-- Begin Material provided --

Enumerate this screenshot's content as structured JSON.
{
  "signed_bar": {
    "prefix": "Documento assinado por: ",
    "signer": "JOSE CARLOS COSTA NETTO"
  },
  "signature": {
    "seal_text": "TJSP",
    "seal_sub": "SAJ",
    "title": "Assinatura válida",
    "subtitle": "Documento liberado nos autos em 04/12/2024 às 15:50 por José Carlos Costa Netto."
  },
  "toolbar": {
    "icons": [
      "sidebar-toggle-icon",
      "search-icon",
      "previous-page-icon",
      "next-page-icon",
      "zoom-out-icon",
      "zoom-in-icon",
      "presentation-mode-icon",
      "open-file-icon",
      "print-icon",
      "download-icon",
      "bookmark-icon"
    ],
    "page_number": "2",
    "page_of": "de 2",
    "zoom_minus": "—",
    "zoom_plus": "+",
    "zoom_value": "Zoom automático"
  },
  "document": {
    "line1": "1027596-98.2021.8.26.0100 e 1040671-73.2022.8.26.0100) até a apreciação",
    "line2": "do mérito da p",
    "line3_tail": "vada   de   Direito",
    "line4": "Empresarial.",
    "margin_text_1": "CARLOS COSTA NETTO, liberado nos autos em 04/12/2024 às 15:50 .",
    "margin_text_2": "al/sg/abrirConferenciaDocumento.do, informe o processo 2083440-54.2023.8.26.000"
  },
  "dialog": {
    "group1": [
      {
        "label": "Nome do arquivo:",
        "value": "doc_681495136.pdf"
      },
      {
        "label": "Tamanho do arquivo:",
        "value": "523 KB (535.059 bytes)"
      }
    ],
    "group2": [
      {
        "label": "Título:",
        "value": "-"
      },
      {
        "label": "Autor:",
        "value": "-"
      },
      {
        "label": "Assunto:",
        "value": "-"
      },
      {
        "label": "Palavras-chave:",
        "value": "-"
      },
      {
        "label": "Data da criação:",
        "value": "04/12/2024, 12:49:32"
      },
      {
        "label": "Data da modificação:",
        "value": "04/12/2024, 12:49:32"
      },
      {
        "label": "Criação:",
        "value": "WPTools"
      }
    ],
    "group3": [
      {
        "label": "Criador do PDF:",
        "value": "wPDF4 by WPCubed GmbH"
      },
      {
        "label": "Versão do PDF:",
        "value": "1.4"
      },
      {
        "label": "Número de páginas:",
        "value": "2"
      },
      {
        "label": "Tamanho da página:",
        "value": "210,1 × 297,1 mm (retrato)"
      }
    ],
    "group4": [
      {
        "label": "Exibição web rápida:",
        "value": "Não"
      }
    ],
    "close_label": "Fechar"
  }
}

-- End Material provided --

> [Requirements]
Print the records above in full, exactly.

> [Answer for the task]
Enumerate this screenshot's content as structured JSON.
{
  "signed_bar": {
    "prefix": "Documento assinado por: ",
    "signer": "JOSE CARLOS COSTA NETTO"
  },
  "signature": {
    "seal_text": "TJSP",
    "seal_sub": "SAJ",
    "title": "Assinatura válida",
    "subtitle": "Documento liberado nos autos em 04/12/2024 às 15:50 por José Carlos Costa Netto."
  },
  "toolbar": {
    "icons": [
      "sidebar-toggle-icon",
      "search-icon",
      "previous-page-icon",
      "next-page-icon",
      "zoom-out-icon",
      "zoom-in-icon",
      "presentation-mode-icon",
      "open-file-icon",
      "print-icon",
      "download-icon",
      "bookmark-icon"
    ],
    "page_number": "2",
    "page_of": "de 2",
    "zoom_minus": "—",
    "zoom_plus": "+",
    "zoom_value": "Zoom automático"
  },
  "document": {
    "line1": "1027596-98.2021.8.26.0100 e 1040671-73.2022.8.26.0100) até a apreciação",
    "line2": "do mérito da p",
    "line3_tail": "vada   de   Direito",
    "line4": "Empresarial.",
    "margin_text_1": "CARLOS COSTA NETTO, liberado nos autos em 04/12/2024 às 15:50 .",
    "margin_text_2": "al/sg/abrirConferenciaDocumento.do, informe o processo 2083440-54.2023.8.26.000"
  },
  "dialog": {
    "group1": [
      {
        "label": "Nome do arquivo:",
        "value": "doc_681495136.pdf"
      },
      {
        "label": "Tamanho do arquivo:",
        "value": "523 KB (535.059 bytes)"
      }
    ],
    "group2": [
      {
        "label": "Título:",
        "value": "-"
      },
      {
        "label": "Autor:",
        "value": "-"
      },
      {
        "label": "Assunto:",
        "value": "-"
      },
      {
        "label": "Palavras-chave:",
        "value": "-"
      },
      {
        "label": "Data da criação:",
        "value": "04/12/2024, 12:49:32"
      },
      {
        "label": "Data da modificação:",
        "value": "04/12/2024, 12:49:32"
      },
      {
        "label": "Criação:",
        "value": "WPTools"
      }
    ],
    "group3": [
      {
        "label": "Criador do PDF:",
        "value": "wPDF4 by WPCubed GmbH"
      },
      {
        "label": "Versão do PDF:",
        "value": "1.4"
      },
      {
        "label": "Número de páginas:",
        "value": "2"
      },
      {
        "label": "Tamanho da página:",
        "value": "210,1 × 297,1 mm (retrato)"
      }
    ],
    "group4": [
      {
        "label": "Exibição web rápida:",
        "value": "Não"
      }
    ],
    "close_label": "Fechar"
  }
}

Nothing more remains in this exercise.